> **AIM OF THE TASK**
Every line must be returned precisely as it is written.
════
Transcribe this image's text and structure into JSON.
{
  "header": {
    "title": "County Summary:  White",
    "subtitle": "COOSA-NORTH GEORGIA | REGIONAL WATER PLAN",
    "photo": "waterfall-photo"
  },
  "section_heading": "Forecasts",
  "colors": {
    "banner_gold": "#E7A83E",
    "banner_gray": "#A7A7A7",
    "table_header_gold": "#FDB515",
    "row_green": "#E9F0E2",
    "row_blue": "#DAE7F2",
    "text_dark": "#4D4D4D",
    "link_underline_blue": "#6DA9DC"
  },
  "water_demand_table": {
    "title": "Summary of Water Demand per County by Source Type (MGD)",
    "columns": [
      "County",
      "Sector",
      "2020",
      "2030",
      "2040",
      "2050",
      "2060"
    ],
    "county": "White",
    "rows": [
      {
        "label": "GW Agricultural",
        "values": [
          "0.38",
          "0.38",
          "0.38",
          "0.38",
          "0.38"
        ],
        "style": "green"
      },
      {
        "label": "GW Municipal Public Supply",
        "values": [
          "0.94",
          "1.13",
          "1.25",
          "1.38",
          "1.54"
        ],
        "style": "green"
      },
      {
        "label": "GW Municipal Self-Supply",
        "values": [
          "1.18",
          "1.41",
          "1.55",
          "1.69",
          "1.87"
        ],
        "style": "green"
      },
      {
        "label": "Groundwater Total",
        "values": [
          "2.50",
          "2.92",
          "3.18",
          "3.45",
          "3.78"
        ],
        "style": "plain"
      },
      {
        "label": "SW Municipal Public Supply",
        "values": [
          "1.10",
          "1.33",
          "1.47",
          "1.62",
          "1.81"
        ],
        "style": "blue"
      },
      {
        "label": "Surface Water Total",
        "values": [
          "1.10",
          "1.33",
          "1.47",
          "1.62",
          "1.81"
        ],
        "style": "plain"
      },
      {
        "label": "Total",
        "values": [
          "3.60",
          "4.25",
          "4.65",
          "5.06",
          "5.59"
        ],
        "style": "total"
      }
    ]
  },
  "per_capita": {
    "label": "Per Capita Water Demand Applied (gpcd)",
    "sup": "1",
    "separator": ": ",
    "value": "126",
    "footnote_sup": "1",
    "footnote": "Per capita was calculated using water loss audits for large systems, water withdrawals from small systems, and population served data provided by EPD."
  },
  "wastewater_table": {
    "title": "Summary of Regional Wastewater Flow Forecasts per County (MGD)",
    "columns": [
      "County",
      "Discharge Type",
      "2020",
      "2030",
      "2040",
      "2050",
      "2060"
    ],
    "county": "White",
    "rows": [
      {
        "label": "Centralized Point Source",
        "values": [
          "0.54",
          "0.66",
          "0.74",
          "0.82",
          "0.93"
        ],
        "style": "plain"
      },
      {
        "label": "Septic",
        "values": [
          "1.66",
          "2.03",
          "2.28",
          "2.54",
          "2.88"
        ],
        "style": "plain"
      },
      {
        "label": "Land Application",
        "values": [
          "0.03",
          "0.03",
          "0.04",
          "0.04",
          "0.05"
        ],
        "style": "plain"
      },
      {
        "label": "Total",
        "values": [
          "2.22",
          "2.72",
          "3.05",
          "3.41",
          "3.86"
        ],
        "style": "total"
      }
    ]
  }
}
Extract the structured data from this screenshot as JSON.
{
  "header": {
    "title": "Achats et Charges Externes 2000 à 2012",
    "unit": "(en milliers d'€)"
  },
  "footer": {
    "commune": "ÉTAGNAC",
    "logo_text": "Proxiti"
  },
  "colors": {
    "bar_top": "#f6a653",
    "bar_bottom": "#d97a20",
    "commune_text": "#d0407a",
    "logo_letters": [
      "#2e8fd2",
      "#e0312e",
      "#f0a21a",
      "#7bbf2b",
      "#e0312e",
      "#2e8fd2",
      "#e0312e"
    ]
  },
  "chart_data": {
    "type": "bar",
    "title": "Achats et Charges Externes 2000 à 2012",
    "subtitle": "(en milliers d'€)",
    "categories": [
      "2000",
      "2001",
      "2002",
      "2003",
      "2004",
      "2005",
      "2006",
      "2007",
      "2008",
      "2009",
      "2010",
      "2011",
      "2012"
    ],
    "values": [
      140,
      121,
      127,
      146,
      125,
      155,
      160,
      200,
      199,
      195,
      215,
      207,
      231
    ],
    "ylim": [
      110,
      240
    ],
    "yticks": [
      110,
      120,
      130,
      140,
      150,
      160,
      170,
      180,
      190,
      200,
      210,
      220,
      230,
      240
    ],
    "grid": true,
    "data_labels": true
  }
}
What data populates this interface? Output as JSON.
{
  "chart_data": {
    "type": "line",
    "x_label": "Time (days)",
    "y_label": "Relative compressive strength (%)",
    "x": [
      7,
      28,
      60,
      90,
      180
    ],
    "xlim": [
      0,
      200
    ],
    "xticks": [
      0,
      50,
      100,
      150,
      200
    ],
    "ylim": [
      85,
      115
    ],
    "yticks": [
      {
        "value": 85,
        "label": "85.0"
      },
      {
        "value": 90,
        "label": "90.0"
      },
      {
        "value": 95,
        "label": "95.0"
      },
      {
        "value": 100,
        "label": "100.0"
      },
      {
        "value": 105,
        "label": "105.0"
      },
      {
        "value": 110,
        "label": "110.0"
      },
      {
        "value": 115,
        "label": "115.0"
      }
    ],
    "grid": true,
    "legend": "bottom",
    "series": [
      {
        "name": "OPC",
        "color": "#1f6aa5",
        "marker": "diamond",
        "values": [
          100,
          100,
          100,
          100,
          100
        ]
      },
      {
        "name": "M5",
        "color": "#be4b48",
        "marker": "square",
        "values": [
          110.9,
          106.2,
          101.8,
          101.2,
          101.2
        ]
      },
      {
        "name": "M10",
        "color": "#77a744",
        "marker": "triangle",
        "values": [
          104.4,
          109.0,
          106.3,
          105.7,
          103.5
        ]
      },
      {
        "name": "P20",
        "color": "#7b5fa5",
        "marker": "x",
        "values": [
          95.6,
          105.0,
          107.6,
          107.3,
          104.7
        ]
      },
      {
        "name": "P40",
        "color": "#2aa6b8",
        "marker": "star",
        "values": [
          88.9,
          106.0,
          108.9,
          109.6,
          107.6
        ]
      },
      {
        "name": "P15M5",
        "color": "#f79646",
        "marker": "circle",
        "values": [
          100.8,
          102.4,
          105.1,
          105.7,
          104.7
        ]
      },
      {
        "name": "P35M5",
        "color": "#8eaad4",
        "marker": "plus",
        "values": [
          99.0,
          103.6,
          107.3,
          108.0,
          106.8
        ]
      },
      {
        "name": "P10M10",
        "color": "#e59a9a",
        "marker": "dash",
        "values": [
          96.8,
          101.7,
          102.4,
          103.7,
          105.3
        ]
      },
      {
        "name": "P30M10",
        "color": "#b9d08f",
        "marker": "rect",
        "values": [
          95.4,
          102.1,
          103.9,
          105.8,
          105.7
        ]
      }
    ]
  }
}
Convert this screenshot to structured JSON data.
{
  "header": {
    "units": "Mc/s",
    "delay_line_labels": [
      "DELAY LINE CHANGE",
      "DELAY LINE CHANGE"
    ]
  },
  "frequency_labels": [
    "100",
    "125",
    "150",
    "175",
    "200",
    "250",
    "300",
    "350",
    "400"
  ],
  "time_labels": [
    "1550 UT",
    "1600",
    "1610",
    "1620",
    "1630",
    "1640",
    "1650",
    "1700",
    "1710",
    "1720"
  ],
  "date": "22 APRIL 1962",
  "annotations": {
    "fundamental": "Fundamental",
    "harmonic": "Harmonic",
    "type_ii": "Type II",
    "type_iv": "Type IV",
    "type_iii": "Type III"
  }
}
════
> **ANSWER FOR THE TASK**
Transcribe this image's text and structure into JSON.
{
  "header": {
    "title": "County Summary:  White",
    "subtitle": "COOSA-NORTH GEORGIA | REGIONAL WATER PLAN",
    "photo": "waterfall-photo"
  },
  "section_heading": "Forecasts",
  "colors": {
    "banner_gold": "#E7A83E",
    "banner_gray": "#A7A7A7",
    "table_header_gold": "#FDB515",
    "row_green": "#E9F0E2",
    "row_blue": "#DAE7F2",
    "text_dark": "#4D4D4D",
    "link_underline_blue": "#6DA9DC"
  },
  "water_demand_table": {
    "title": "Summary of Water Demand per County by Source Type (MGD)",
    "columns": [
      "County",
      "Sector",
      "2020",
      "2030",
      "2040",
      "2050",
      "2060"
    ],
    "county": "White",
    "rows": [
      {
        "label": "GW Agricultural",
        "values": [
          "0.38",
          "0.38",
          "0.38",
          "0.38",
          "0.38"
        ],
        "style": "green"
      },
      {
        "label": "GW Municipal Public Supply",
        "values": [
          "0.94",
          "1.13",
          "1.25",
          "1.38",
          "1.54"
        ],
        "style": "green"
      },
      {
        "label": "GW Municipal Self-Supply",
        "values": [
          "1.18",
          "1.41",
          "1.55",
          "1.69",
          "1.87"
        ],
        "style": "green"
      },
      {
        "label": "Groundwater Total",
        "values": [
          "2.50",
          "2.92",
          "3.18",
          "3.45",
          "3.78"
        ],
        "style": "plain"
      },
      {
        "label": "SW Municipal Public Supply",
        "values": [
          "1.10",
          "1.33",
          "1.47",
          "1.62",
          "1.81"
        ],
        "style": "blue"
      },
      {
        "label": "Surface Water Total",
        "values": [
          "1.10",
          "1.33",
          "1.47",
          "1.62",
          "1.81"
        ],
        "style": "plain"
      },
      {
        "label": "Total",
        "values": [
          "3.60",
          "4.25",
          "4.65",
          "5.06",
          "5.59"
        ],
        "style": "total"
      }
    ]
  },
  "per_capita": {
    "label": "Per Capita Water Demand Applied (gpcd)",
    "sup": "1",
    "separator": ": ",
    "value": "126",
    "footnote_sup": "1",
    "footnote": "Per capita was calculated using water loss audits for large systems, water withdrawals from small systems, and population served data provided by EPD."
  },
  "wastewater_table": {
    "title": "Summary of Regional Wastewater Flow Forecasts per County (MGD)",
    "columns": [
      "County",
      "Discharge Type",
      "2020",
      "2030",
      "2040",
      "2050",
      "2060"
    ],
    "county": "White",
    "rows": [
      {
        "label": "Centralized Point Source",
        "values": [
          "0.54",
          "0.66",
          "0.74",
          "0.82",
          "0.93"
        ],
        "style": "plain"
      },
      {
        "label": "Septic",
        "values": [
          "1.66",
          "2.03",
          "2.28",
          "2.54",
          "2.88"
        ],
        "style": "plain"
      },
      {
        "label": "Land Application",
        "values": [
          "0.03",
          "0.03",
          "0.04",
          "0.04",
          "0.05"
        ],
        "style": "plain"
      },
      {
        "label": "Total",
        "values": [
          "2.22",
          "2.72",
          "3.05",
          "3.41",
          "3.86"
        ],
        "style": "total"
      }
    ]
  }
}
Extract the structured data from this screenshot as JSON.
{
  "header": {
    "title": "Achats et Charges Externes 2000 à 2012",
    "unit": "(en milliers d'€)"
  },
  "footer": {
    "commune": "ÉTAGNAC",
    "logo_text": "Proxiti"
  },
  "colors": {
    "bar_top": "#f6a653",
    "bar_bottom": "#d97a20",
    "commune_text": "#d0407a",
    "logo_letters": [
      "#2e8fd2",
      "#e0312e",
      "#f0a21a",
      "#7bbf2b",
      "#e0312e",
      "#2e8fd2",
      "#e0312e"
    ]
  },
  "chart_data": {
    "type": "bar",
    "title": "Achats et Charges Externes 2000 à 2012",
    "subtitle": "(en milliers d'€)",
    "categories": [
      "2000",
      "2001",
      "2002",
      "2003",
      "2004",
      "2005",
      "2006",
      "2007",
      "2008",
      "2009",
      "2010",
      "2011",
      "2012"
    ],
    "values": [
      140,
      121,
      127,
      146,
      125,
      155,
      160,
      200,
      199,
      195,
      215,
      207,
      231
    ],
    "ylim": [
      110,
      240
    ],
    "yticks": [
      110,
      120,
      130,
      140,
      150,
      160,
      170,
      180,
      190,
      200,
      210,
      220,
      230,
      240
    ],
    "grid": true,
    "data_labels": true
  }
}
What data populates this interface? Output as JSON.
{
  "chart_data": {
    "type": "line",
    "x_label": "Time (days)",
    "y_label": "Relative compressive strength (%)",
    "x": [
      7,
      28,
      60,
      90,
      180
    ],
    "xlim": [
      0,
      200
    ],
    "xticks": [
      0,
      50,
      100,
      150,
      200
    ],
    "ylim": [
      85,
      115
    ],
    "yticks": [
      {
        "value": 85,
        "label": "85.0"
      },
      {
        "value": 90,
        "label": "90.0"
      },
      {
        "value": 95,
        "label": "95.0"
      },
      {
        "value": 100,
        "label": "100.0"
      },
      {
        "value": 105,
        "label": "105.0"
      },
      {
        "value": 110,
        "label": "110.0"
      },
      {
        "value": 115,
        "label": "115.0"
      }
    ],
    "grid": true,
    "legend": "bottom",
    "series": [
      {
        "name": "OPC",
        "color": "#1f6aa5",
        "marker": "diamond",
        "values": [
          100,
          100,
          100,
          100,
          100
        ]
      },
      {
        "name": "M5",
        "color": "#be4b48",
        "marker": "square",
        "values": [
          110.9,
          106.2,
          101.8,
          101.2,
          101.2
        ]
      },
      {
        "name": "M10",
        "color": "#77a744",
        "marker": "triangle",
        "values": [
          104.4,
          109.0,
          106.3,
          105.7,
          103.5
        ]
      },
      {
        "name": "P20",
        "color": "#7b5fa5",
        "marker": "x",
        "values": [
          95.6,
          105.0,
          107.6,
          107.3,
          104.7
        ]
      },
      {
        "name": "P40",
        "color": "#2aa6b8",
        "marker": "star",
        "values": [
          88.9,
          106.0,
          108.9,
          109.6,
          107.6
        ]
      },
      {
        "name": "P15M5",
        "color": "#f79646",
        "marker": "circle",
        "values": [
          100.8,
          102.4,
          105.1,
          105.7,
          104.7
        ]
      },
      {
        "name": "P35M5",
        "color": "#8eaad4",
        "marker": "plus",
        "values": [
          99.0,
          103.6,
          107.3,
          108.0,
          106.8
        ]
      },
      {
        "name": "P10M10",
        "color": "#e59a9a",
        "marker": "dash",
        "values": [
          96.8,
          101.7,
          102.4,
          103.7,
          105.3
        ]
      },
      {
        "name": "P30M10",
        "color": "#b9d08f",
        "marker": "rect",
        "values": [
          95.4,
          102.1,
          103.9,
          105.8,
          105.7
        ]
      }
    ]
  }
}
Convert this screenshot to structured JSON data.
{
  "header": {
    "units": "Mc/s",
    "delay_line_labels": [
      "DELAY LINE CHANGE",
      "DELAY LINE CHANGE"
    ]
  },
  "frequency_labels": [
    "100",
    "125",
    "150",
    "175",
    "200",
    "250",
    "300",
    "350",
    "400"
  ],
  "time_labels": [
    "1550 UT",
    "1600",
    "1610",
    "1620",
    "1630",
    "1640",
    "1650",
    "1700",
    "1710",
    "1720"
  ],
  "date": "22 APRIL 1962",
  "annotations": {
    "fundamental": "Fundamental",
    "harmonic": "Harmonic",
    "type_ii": "Type II",
    "type_iv": "Type IV",
    "type_iii": "Type III"
  }
}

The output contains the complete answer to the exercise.